WHAT IS REQUIRED: Copy out the lines that include the word "mais".

******************************

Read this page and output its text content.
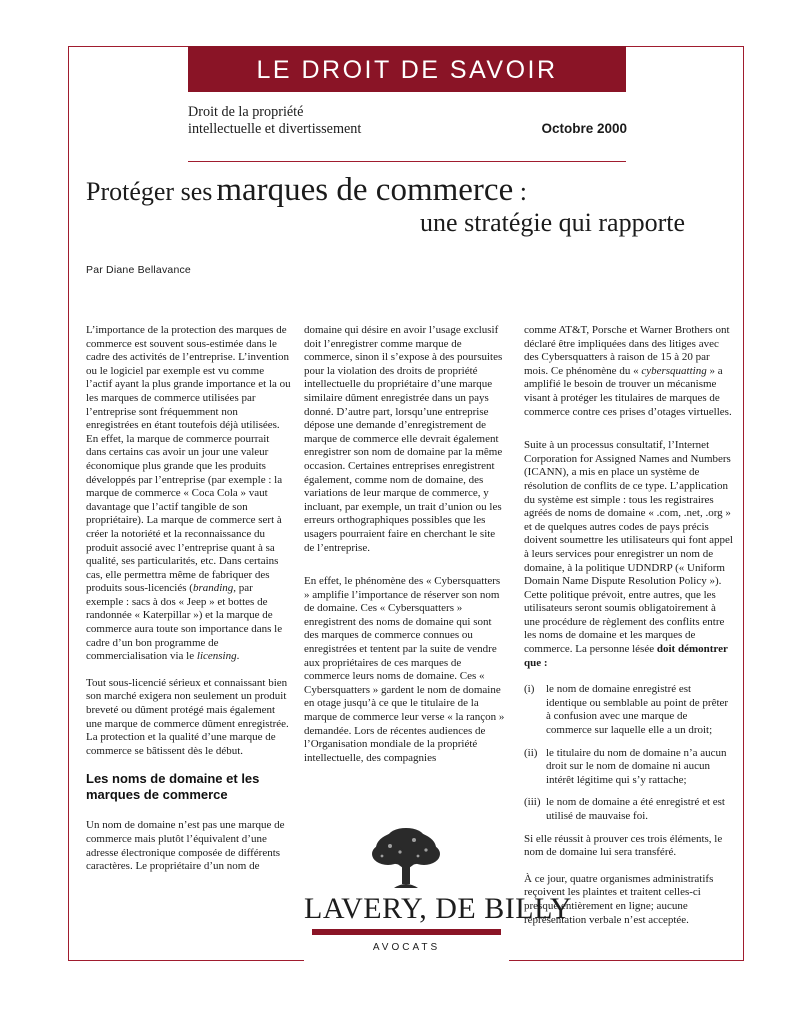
LE DROIT DE SAVOIR
Droit de la propriété
intellectuelle et divertissement	Octobre 2000
Protéger ses marques de commerce :
une stratégie qui rapporte
Par Diane Bellavance

L’importance de la protection des marques de commerce est souvent sous-estimée dans le cadre des activités de l’entreprise. L’invention ou le logiciel par exemple est vu comme l’actif ayant la plus grande importance et la ou les marques de commerce utilisées par l’entreprise sont fréquemment non enregistrées en étant toutefois déjà utilisées. En effet, la marque de commerce pourrait dans certains cas avoir un jour une valeur économique plus grande que les produits développés par l’entreprise (par exemple : la marque de commerce « Coca Cola » vaut davantage que l’actif tangible de son propriétaire). La marque de commerce sert à créer la notoriété et la reconnaissance du produit associé avec l’entreprise quant à sa qualité, ses particularités, etc. Dans certains cas, elle permettra même de fabriquer des produits sous-licenciés (branding, par exemple : sacs à dos « Jeep » et bottes de randonnée « Katerpillar ») et la marque de commerce aura toute son importance dans le cadre d’un bon programme de commercialisation via le licensing.

Tout sous-licencié sérieux et connaissant bien son marché exigera non seulement un produit breveté ou dûment protégé mais également une marque de commerce dûment enregistrée. La protection et la qualité d’une marque de commerce se bâtissent dès le début.

Les noms de domaine et les marques de commerce

Un nom de domaine n’est pas une marque de commerce mais plutôt l’équivalent d’une adresse électronique composée de différents caractères. Le propriétaire d’un nom de

domaine qui désire en avoir l’usage exclusif doit l’enregistrer comme marque de commerce, sinon il s’expose à des poursuites pour la violation des droits de propriété intellectuelle du propriétaire d’une marque similaire dûment enregistrée dans un pays donné. D’autre part, lorsqu’une entreprise dépose une demande d’enregistrement de marque de commerce elle devrait également enregistrer son nom de domaine par la même occasion. Certaines entreprises enregistrent également, comme nom de domaine, des variations de leur marque de commerce, y incluant, par exemple, un trait d’union ou les erreurs orthographiques possibles que les usagers pourraient faire en cherchant le site de l’entreprise.

En effet, le phénomène des « Cybersquatters » amplifie l’importance de réserver son nom de domaine. Ces « Cybersquatters » enregistrent des noms de domaine qui sont des marques de commerce connues ou enregistrées et tentent par la suite de vendre aux propriétaires de ces marques de commerce leurs noms de domaine. Ces « Cybersquatters » gardent le nom de domaine en otage jusqu’à ce que le titulaire de la marque de commerce leur verse « la rançon » demandée. Lors de récentes audiences de l’Organisation mondiale de la propriété intellectuelle, des compagnies

comme AT&T, Porsche et Warner Brothers ont déclaré être impliquées dans des litiges avec des Cybersquatters à raison de 15 à 20 par mois. Ce phénomène du « cybersquatting » a amplifié le besoin de trouver un mécanisme visant à protéger les titulaires de marques de commerce contre ces prises d’otages virtuelles.

Suite à un processus consultatif, l’Internet Corporation for Assigned Names and Numbers (ICANN), a mis en place un système de résolution de conflits de ce type. L’application du système est simple : tous les registraires agréés de noms de domaine « .com, .net, .org » et de quelques autres codes de pays précis doivent soumettre les utilisateurs qui font appel à leurs services pour enregistrer un nom de domaine, à la politique UDNDRP (« Uniform Domain Name Dispute Resolution Policy »). Cette politique prévoit, entre autres, que les utilisateurs seront soumis obligatoirement à une procédure de règlement des conflits entre les noms de domaine et les marques de commerce. La personne lésée doit démontrer que :

(i)	le nom de domaine enregistré est identique ou semblable au point de prêter à confusion avec une marque de commerce sur laquelle elle a un droit;
(ii) le titulaire du nom de domaine n’a aucun droit sur le nom de domaine ni aucun intérêt légitime qui s’y rattache;
(iii) le nom de domaine a été enregistré et est utilisé de mauvaise foi.

Si elle réussit à prouver ces trois éléments, le nom de domaine lui sera transféré.

À ce jour, quatre organismes administratifs reçoivent les plaintes et traitent celles-ci presque entièrement en ligne; aucune représentation verbale n’est acceptée.

LAVERY, DE BILLY
AVOCATS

******************************

FINAL RESULT:
Tout sous-licencié sérieux et connaissant bien son marché exigera non seulement un produit breveté ou dûment protégé mais également une marque de commerce dûment enregistrée. La protection et la qualité d’une marque de commerce se bâtissent dès le début.
Un nom de domaine n’est pas une marque de commerce mais plutôt l’équivalent d’une adresse électronique composée de différents caractères. Le propriétaire d’un nom de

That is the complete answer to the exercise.